Task prompt: Every line that contains the word "India" should be copied.

===== Supplied material =====

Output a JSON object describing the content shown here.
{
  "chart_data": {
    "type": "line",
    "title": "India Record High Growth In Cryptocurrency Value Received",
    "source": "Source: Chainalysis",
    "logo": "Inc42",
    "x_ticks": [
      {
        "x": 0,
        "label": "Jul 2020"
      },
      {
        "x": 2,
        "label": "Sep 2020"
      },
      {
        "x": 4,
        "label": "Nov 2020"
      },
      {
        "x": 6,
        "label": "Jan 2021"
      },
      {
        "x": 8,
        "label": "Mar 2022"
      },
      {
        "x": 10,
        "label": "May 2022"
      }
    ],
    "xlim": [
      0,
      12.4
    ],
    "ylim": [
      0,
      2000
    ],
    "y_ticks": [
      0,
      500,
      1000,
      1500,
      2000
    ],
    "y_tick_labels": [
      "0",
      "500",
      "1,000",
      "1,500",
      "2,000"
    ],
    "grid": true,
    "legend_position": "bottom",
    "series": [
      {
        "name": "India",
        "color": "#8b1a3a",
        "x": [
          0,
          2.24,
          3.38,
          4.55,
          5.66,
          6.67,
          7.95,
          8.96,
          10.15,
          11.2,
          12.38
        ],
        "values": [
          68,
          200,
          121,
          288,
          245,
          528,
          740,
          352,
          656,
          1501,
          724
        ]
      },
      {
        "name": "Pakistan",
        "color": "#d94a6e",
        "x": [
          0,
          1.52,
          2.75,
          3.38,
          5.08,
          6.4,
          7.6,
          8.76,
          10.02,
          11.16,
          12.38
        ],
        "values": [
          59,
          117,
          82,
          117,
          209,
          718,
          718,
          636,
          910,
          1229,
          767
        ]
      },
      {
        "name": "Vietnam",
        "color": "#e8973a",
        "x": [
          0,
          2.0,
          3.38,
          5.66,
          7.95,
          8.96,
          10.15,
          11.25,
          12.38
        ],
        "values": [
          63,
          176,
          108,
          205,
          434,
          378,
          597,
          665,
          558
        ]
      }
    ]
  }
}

=====

Result for this task:
    "title": "India Record High Growth In Cryptocurrency Value Received",
        "name": "India",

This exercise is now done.